▶ _Information given_:
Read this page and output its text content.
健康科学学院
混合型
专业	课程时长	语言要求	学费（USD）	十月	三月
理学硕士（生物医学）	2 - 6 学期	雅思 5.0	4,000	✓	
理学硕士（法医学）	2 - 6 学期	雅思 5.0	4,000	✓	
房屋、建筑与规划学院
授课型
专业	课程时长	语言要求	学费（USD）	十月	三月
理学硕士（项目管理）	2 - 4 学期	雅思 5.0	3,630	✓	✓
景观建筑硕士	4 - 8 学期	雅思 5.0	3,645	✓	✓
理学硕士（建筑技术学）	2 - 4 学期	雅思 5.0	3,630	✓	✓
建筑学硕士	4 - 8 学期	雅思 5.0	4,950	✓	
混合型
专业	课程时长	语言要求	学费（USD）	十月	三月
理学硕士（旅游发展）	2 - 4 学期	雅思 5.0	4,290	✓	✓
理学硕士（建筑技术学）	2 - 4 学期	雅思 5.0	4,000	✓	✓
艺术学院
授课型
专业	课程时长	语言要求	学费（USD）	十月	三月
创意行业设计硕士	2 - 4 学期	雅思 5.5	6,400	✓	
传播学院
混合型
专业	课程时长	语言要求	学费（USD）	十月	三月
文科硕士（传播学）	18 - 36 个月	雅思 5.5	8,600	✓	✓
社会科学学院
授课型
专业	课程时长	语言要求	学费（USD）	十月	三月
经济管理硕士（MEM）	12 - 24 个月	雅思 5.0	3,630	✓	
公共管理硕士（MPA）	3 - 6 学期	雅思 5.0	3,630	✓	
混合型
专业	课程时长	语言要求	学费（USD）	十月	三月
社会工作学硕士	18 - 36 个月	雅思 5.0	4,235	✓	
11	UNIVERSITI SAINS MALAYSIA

▶ _Work required_:
Pick out each line containing "建筑技术学" and report it.

▶ _Final answer_:
理学硕士（建筑技术学）	2 - 4 学期	雅思 5.0	3,630	✓	✓
理学硕士（建筑技术学）	2 - 4 学期	雅思 5.0	4,000	✓	✓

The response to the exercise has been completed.